◆ PROBLEM TO WORK ON
Find every line in the records that holds the string "human". Copy each one.

◆ MATERIAL FOR THIS EXERCISE
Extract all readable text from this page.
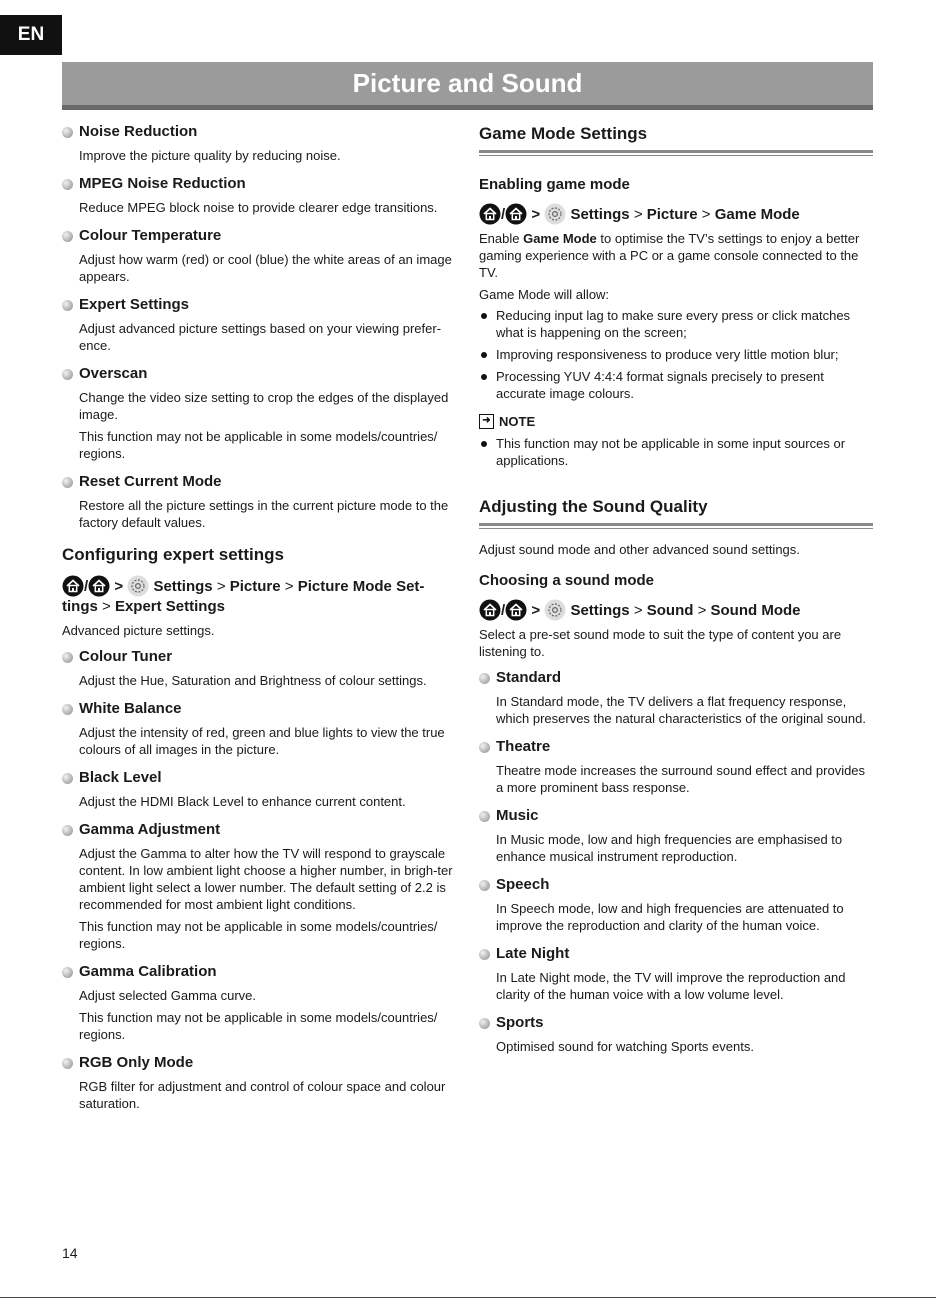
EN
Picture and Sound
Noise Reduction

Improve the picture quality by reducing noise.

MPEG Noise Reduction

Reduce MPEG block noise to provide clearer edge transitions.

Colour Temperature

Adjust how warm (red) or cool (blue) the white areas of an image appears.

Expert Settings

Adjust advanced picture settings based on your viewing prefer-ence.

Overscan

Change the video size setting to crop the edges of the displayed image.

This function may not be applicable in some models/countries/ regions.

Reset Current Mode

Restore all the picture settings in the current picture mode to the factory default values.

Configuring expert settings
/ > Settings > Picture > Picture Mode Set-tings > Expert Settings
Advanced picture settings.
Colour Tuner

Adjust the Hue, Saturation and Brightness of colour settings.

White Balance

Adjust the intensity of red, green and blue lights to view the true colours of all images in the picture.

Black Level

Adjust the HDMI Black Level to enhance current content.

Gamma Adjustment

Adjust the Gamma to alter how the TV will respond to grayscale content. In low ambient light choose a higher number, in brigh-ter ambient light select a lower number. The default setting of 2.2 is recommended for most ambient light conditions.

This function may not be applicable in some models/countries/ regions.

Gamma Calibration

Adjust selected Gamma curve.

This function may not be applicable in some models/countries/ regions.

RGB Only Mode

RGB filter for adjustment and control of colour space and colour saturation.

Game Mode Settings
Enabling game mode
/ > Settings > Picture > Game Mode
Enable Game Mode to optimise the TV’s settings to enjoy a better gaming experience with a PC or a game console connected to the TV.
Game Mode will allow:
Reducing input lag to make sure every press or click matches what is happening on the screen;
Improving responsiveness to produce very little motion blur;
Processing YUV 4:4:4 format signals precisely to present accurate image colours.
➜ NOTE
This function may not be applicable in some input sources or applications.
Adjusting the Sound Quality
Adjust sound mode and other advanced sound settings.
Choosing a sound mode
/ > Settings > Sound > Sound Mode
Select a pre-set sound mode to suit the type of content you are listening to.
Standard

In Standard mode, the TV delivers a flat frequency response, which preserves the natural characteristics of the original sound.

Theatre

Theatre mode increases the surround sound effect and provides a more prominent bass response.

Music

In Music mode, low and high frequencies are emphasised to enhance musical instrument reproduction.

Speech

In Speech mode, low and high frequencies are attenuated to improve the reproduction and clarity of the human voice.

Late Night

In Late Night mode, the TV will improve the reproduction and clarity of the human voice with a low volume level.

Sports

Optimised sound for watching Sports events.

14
==
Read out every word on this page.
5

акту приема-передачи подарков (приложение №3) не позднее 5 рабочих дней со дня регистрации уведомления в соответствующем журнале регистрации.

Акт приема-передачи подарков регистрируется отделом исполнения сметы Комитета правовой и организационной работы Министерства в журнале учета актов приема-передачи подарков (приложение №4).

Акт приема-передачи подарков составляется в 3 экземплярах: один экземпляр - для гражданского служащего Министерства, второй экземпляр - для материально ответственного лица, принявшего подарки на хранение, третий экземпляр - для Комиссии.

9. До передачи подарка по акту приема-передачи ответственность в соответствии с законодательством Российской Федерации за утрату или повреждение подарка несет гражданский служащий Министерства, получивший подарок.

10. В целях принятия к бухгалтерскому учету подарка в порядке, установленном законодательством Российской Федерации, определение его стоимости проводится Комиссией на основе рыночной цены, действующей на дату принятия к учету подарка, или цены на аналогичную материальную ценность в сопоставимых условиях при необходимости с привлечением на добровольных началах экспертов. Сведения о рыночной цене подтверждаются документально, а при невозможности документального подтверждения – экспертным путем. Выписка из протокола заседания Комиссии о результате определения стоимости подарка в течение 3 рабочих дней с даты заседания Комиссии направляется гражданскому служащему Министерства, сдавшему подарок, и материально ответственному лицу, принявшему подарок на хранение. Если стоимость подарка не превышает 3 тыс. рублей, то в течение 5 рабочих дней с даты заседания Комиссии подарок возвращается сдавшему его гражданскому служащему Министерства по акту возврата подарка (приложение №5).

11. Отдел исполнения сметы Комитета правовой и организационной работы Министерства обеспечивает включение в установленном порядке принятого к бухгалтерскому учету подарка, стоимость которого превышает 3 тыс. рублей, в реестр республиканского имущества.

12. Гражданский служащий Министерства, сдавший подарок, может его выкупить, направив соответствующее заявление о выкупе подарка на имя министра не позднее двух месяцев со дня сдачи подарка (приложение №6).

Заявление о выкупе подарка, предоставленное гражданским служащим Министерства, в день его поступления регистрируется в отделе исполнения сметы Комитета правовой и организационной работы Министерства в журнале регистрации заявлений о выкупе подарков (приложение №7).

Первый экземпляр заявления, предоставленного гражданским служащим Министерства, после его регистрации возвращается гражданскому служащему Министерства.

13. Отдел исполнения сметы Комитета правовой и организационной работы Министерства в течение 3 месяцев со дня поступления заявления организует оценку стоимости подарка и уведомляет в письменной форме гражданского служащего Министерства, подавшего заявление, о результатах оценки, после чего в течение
* * *
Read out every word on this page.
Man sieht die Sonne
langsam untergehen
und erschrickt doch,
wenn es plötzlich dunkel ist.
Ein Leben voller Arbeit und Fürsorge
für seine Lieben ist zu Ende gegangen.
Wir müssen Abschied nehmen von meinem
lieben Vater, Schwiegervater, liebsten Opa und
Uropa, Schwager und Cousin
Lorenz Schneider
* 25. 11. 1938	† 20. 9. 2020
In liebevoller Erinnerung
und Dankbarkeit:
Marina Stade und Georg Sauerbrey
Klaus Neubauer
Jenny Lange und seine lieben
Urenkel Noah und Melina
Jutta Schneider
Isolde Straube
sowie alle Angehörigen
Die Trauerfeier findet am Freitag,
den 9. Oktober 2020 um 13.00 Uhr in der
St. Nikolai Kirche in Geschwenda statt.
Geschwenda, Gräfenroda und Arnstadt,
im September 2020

◆ WRITTEN ANSWER
In Speech mode, low and high frequencies are attenuated to improve the reproduction and clarity of the human voice.
In Late Night mode, the TV will improve the reproduction and clarity of the human voice with a low volume level.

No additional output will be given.